To be done: Output only the span of lines that begins at the line containing "What data populates" and ends at the last line of the data, both included, exactly as they appear.

Given records:
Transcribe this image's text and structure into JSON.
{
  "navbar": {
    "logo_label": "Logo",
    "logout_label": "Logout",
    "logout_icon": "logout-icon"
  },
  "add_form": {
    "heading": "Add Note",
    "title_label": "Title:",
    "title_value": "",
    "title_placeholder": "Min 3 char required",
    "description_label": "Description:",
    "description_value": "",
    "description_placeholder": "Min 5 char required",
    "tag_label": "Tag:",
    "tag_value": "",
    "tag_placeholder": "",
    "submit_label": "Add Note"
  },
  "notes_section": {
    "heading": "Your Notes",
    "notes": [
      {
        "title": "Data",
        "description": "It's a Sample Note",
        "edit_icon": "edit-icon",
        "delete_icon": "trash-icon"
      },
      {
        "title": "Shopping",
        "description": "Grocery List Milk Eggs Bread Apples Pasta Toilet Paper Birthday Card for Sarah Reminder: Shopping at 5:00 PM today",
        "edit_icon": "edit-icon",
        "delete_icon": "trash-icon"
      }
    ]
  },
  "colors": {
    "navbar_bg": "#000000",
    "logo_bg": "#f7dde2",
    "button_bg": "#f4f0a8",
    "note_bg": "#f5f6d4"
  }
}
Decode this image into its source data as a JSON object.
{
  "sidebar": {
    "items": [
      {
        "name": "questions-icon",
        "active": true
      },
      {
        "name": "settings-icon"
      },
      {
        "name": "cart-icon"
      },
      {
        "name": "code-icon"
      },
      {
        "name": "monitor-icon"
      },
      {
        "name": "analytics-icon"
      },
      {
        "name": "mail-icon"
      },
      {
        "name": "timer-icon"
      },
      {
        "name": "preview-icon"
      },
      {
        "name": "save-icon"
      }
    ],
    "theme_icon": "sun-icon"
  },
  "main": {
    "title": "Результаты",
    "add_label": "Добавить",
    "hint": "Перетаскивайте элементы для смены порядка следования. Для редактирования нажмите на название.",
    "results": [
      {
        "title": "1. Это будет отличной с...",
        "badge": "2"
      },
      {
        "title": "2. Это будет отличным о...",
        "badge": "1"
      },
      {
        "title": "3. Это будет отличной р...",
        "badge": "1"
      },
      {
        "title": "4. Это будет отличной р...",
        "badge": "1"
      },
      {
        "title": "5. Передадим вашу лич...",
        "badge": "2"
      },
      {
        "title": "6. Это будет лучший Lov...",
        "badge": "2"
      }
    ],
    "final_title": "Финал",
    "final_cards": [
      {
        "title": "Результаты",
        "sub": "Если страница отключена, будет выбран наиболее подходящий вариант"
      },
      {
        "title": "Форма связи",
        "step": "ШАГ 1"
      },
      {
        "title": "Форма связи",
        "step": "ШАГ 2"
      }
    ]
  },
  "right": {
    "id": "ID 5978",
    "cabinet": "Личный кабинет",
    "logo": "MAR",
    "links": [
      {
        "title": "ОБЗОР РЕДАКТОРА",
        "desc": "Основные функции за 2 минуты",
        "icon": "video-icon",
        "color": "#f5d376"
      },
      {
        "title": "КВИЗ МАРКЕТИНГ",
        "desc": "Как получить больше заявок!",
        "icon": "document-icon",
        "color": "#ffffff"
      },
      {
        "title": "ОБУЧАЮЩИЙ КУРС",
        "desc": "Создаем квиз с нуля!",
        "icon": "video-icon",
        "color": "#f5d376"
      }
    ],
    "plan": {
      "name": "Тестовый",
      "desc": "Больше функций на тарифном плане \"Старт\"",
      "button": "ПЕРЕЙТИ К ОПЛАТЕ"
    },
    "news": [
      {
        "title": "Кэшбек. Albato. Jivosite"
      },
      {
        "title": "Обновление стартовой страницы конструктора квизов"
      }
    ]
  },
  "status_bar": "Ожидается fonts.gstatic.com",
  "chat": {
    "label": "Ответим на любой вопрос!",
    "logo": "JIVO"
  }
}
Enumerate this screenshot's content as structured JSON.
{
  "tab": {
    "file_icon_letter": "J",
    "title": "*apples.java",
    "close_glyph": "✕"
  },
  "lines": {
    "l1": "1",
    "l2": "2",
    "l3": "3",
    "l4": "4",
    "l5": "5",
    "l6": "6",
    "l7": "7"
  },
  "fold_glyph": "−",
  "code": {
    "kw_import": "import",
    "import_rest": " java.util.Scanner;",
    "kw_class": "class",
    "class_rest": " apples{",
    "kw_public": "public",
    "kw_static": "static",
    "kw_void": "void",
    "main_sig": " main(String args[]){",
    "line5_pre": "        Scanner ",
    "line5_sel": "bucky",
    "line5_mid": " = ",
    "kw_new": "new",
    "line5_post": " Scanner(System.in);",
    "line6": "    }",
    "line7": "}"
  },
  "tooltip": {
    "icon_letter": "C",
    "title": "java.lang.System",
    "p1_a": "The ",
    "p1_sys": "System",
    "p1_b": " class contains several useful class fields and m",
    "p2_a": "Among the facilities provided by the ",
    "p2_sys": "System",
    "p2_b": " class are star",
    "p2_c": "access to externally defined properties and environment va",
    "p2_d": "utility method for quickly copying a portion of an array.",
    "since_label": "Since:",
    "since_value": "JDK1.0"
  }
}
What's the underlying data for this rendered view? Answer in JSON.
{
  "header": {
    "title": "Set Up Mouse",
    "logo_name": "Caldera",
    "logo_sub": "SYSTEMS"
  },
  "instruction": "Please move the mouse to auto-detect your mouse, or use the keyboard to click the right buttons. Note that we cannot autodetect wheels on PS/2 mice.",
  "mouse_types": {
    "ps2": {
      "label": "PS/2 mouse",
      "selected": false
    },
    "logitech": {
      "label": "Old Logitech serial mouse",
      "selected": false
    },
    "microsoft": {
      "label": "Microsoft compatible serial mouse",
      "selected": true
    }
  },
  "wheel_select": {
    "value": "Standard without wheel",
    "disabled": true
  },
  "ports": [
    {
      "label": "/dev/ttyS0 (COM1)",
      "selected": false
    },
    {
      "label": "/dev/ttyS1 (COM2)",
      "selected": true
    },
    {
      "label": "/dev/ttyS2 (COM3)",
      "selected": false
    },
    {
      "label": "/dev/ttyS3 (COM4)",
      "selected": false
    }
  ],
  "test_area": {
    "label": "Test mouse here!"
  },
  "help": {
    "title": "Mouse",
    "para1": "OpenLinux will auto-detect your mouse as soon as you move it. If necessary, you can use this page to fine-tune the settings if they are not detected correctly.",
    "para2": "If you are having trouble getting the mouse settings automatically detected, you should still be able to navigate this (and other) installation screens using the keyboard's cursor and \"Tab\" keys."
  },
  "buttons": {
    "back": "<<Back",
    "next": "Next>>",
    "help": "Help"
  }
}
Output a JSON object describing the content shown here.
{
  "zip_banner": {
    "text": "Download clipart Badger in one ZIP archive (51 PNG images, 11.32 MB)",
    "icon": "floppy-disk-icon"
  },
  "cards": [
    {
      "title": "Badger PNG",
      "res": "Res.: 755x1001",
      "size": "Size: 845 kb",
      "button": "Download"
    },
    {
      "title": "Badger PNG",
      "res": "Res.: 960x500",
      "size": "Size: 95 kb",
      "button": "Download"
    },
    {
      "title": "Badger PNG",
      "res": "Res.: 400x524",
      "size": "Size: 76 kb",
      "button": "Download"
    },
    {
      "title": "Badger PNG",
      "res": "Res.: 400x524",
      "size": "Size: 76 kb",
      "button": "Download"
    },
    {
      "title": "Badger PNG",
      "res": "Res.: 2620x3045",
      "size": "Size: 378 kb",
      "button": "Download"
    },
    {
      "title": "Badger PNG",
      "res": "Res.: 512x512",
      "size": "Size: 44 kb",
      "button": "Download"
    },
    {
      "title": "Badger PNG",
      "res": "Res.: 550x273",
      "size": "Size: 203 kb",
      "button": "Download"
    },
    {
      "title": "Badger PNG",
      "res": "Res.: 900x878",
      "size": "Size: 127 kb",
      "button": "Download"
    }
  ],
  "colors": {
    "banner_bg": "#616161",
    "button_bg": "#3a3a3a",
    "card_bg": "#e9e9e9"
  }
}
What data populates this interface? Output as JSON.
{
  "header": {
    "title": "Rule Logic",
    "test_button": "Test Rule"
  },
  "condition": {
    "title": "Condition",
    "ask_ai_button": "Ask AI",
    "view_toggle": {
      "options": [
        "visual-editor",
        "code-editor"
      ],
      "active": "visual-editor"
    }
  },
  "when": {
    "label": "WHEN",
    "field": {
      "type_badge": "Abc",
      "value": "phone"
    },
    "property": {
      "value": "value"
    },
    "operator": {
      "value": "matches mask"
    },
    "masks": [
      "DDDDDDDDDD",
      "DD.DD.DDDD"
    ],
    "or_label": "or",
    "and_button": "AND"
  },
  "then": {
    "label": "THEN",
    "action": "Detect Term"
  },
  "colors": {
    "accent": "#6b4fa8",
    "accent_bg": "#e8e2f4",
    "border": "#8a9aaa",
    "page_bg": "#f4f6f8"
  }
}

Full solution:
What data populates this interface? Output as JSON.
{
  "header": {
    "title": "Rule Logic",
    "test_button": "Test Rule"
  },
  "condition": {
    "title": "Condition",
    "ask_ai_button": "Ask AI",
    "view_toggle": {
      "options": [
        "visual-editor",
        "code-editor"
      ],
      "active": "visual-editor"
    }
  },
  "when": {
    "label": "WHEN",
    "field": {
      "type_badge": "Abc",
      "value": "phone"
    },
    "property": {
      "value": "value"
    },
    "operator": {
      "value": "matches mask"
    },
    "masks": [
      "DDDDDDDDDD",
      "DD.DD.DDDD"
    ],
    "or_label": "or",
    "and_button": "AND"
  },
  "then": {
    "label": "THEN",
    "action": "Detect Term"
  },
  "colors": {
    "accent": "#6b4fa8",
    "accent_bg": "#e8e2f4",
    "border": "#8a9aaa",
    "page_bg": "#f4f6f8"
  }
}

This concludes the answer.